__Supplied data__:
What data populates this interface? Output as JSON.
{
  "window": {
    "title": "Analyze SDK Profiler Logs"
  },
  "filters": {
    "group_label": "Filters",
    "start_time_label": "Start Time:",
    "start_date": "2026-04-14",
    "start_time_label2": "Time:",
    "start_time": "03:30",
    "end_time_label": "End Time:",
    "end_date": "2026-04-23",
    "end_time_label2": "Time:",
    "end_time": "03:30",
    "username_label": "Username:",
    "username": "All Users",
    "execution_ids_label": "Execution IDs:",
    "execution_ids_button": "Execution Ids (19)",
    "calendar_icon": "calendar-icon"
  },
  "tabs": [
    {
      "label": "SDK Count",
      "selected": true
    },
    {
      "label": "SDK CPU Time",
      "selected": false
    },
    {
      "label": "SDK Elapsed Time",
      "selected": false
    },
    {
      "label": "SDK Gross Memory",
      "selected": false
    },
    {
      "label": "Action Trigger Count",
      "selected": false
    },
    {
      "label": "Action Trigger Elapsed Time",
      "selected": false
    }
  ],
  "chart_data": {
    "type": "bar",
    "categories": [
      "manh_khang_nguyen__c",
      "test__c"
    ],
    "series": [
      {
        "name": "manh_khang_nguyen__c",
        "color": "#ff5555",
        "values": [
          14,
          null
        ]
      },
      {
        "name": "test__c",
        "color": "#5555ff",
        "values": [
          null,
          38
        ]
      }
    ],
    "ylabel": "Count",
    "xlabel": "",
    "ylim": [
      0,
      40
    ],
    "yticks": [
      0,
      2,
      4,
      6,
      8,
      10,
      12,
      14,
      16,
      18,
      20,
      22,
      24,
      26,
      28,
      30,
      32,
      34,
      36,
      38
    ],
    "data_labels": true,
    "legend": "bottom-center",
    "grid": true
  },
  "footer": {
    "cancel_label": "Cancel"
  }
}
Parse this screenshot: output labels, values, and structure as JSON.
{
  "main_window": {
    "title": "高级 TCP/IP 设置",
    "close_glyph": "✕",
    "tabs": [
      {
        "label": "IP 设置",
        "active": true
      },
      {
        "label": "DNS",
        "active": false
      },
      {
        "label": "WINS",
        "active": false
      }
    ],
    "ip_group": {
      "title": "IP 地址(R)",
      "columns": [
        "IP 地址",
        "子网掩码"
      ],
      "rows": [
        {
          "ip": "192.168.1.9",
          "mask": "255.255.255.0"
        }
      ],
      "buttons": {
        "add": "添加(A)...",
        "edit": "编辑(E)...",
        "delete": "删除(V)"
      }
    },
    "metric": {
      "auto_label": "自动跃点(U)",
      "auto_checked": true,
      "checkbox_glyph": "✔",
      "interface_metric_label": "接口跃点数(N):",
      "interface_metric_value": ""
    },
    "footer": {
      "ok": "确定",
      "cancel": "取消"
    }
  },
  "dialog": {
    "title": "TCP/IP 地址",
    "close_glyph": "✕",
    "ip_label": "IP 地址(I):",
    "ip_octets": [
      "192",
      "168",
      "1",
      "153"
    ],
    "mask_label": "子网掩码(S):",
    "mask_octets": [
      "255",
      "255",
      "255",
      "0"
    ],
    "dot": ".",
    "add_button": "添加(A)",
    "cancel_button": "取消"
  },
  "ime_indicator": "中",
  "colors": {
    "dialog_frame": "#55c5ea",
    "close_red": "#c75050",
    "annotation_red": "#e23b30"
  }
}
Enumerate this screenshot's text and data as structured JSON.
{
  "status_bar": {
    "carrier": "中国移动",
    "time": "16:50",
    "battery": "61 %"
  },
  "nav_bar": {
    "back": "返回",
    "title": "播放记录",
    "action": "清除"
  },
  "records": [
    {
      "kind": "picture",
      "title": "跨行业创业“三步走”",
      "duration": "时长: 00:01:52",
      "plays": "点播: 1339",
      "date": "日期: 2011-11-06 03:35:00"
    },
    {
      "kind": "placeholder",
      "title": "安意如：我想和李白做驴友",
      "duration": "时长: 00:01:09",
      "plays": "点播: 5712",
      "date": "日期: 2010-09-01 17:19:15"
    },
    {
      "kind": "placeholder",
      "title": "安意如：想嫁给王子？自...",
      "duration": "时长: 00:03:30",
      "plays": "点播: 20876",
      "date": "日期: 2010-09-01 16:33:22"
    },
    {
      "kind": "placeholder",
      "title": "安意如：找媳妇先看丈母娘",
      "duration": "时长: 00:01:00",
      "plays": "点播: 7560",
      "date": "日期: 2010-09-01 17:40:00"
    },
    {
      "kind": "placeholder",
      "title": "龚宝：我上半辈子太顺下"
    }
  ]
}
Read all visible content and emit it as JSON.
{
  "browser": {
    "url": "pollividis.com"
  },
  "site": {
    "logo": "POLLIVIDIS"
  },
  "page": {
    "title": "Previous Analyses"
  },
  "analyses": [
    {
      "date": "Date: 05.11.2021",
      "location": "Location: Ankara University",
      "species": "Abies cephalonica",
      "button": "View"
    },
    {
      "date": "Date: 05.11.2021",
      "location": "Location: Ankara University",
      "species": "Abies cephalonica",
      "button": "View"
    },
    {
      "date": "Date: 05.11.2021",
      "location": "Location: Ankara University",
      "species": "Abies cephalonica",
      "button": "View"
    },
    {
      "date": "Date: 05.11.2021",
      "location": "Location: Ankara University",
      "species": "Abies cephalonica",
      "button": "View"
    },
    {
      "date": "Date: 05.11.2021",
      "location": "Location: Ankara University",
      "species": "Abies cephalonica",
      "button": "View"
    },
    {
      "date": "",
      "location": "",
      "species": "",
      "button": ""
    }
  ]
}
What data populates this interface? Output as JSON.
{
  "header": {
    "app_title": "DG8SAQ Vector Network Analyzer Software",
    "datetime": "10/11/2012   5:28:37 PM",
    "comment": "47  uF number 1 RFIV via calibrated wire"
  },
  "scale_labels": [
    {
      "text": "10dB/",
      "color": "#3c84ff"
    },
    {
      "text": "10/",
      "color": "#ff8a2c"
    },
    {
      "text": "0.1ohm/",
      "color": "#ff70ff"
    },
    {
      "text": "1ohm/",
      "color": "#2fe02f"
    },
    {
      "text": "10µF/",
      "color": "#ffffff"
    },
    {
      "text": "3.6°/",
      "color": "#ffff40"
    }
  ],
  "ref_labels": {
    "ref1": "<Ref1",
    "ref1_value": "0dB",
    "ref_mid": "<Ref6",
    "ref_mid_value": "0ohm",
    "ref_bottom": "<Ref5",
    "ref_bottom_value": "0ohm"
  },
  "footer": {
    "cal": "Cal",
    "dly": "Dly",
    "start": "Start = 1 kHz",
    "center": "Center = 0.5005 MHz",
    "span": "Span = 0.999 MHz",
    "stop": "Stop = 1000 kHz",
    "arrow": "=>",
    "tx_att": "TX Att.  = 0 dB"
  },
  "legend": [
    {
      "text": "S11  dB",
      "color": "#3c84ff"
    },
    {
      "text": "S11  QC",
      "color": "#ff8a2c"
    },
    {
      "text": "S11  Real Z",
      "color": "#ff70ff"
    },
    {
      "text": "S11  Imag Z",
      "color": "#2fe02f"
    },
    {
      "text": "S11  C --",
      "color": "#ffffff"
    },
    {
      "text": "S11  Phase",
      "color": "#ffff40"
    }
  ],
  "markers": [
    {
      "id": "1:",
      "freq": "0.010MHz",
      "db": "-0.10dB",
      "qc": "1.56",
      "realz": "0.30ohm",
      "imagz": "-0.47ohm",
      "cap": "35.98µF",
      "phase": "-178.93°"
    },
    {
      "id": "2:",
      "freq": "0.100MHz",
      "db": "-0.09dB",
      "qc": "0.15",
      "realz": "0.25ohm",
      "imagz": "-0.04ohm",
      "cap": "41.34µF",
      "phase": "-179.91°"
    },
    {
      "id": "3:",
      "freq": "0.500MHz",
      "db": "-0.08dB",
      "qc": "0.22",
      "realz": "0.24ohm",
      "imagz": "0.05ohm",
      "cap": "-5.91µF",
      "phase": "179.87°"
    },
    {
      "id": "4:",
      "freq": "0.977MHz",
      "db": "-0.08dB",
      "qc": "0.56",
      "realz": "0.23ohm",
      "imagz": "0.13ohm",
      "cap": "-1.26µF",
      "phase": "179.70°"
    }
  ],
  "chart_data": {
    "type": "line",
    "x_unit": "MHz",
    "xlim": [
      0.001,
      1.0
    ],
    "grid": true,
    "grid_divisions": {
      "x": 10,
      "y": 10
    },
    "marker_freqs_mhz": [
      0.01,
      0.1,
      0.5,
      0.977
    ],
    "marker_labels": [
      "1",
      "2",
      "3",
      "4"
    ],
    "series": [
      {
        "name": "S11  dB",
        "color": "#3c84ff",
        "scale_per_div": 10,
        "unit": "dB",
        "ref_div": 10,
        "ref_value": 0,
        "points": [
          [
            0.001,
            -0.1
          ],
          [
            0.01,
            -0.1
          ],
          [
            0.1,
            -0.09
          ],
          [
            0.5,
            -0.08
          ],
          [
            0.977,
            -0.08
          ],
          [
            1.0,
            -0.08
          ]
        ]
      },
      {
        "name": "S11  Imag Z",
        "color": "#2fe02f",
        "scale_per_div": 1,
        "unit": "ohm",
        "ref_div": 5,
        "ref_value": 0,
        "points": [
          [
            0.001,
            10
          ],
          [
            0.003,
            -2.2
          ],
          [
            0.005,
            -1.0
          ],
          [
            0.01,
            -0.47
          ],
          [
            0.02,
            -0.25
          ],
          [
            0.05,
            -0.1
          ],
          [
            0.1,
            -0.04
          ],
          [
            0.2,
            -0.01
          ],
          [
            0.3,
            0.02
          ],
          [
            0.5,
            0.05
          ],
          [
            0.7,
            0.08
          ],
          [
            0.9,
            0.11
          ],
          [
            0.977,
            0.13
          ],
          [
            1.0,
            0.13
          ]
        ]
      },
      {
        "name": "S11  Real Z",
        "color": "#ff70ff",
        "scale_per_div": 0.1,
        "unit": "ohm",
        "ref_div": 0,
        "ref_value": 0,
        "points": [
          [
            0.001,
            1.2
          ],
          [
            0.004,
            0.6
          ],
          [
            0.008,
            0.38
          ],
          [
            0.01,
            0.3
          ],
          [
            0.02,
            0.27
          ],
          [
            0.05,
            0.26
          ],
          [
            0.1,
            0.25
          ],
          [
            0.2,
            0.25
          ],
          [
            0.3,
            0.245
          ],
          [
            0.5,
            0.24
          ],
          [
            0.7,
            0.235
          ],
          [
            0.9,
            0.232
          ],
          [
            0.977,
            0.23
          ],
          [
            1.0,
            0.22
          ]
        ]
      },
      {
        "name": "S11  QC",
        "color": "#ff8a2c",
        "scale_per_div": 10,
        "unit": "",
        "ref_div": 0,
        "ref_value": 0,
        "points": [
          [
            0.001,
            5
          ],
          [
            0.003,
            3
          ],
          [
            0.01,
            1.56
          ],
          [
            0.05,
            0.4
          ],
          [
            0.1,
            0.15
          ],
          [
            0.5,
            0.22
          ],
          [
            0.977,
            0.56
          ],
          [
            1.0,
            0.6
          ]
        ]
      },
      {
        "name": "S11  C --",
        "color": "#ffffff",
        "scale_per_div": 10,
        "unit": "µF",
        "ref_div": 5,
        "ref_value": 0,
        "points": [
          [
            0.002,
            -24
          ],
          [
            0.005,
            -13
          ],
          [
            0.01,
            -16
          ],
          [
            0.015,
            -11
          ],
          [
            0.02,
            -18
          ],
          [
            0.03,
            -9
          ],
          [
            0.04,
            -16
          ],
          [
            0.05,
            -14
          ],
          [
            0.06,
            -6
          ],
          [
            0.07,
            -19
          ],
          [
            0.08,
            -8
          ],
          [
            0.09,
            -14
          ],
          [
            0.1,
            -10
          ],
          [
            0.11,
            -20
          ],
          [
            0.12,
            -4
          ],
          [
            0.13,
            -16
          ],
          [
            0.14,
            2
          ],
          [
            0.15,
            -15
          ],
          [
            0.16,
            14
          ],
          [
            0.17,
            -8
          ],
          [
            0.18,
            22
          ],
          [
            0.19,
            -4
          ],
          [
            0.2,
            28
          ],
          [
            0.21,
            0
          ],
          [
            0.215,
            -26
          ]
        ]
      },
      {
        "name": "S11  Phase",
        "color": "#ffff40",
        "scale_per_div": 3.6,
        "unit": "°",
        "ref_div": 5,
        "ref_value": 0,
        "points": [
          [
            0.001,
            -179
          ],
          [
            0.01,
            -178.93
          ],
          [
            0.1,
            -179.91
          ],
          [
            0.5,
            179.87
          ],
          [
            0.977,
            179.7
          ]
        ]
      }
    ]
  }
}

__Problem statement__:
Write out every line of the data that holds the word "realz".

__Solution for this task__:
      "realz": "0.30ohm",
      "realz": "0.25ohm",
      "realz": "0.24ohm",
      "realz": "0.23ohm",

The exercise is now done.